Show each line that has the string "每当对书中的内容有所领会" in it.

Data –
______
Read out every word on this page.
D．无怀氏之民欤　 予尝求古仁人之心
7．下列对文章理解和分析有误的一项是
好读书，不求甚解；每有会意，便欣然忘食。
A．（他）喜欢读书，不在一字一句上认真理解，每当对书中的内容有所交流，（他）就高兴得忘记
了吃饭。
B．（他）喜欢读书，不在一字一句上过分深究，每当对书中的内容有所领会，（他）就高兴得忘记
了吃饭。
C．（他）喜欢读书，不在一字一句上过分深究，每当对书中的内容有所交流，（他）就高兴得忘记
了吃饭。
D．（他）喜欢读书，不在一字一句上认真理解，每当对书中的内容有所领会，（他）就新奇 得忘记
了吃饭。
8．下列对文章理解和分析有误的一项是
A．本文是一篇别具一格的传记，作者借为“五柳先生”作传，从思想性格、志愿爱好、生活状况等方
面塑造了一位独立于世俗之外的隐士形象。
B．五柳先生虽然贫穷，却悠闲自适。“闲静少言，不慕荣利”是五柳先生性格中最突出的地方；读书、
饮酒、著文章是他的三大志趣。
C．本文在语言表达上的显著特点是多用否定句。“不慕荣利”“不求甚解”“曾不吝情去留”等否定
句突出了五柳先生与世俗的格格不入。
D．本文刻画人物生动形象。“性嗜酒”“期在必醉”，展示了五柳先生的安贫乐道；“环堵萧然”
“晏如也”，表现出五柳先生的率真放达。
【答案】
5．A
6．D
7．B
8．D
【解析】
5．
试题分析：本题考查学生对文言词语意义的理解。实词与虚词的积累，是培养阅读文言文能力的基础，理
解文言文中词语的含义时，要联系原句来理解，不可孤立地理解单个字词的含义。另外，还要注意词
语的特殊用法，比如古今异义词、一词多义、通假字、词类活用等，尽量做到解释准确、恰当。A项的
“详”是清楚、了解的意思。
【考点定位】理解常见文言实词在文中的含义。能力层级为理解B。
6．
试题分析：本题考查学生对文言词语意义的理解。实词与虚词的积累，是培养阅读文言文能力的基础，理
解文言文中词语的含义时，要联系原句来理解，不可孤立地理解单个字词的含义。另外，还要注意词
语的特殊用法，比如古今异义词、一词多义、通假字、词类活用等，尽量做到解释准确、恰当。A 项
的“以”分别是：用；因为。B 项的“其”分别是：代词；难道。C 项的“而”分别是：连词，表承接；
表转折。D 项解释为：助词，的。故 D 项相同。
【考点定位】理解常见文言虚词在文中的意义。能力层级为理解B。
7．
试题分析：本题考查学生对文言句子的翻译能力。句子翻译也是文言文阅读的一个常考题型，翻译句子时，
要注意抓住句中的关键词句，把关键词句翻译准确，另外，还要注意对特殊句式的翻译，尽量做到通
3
______
Result below –
B．（他）喜欢读书，不在一字一句上过分深究，每当对书中的内容有所领会，（他）就高兴得忘记
D．（他）喜欢读书，不在一字一句上认真理解，每当对书中的内容有所领会，（他）就新奇 得忘记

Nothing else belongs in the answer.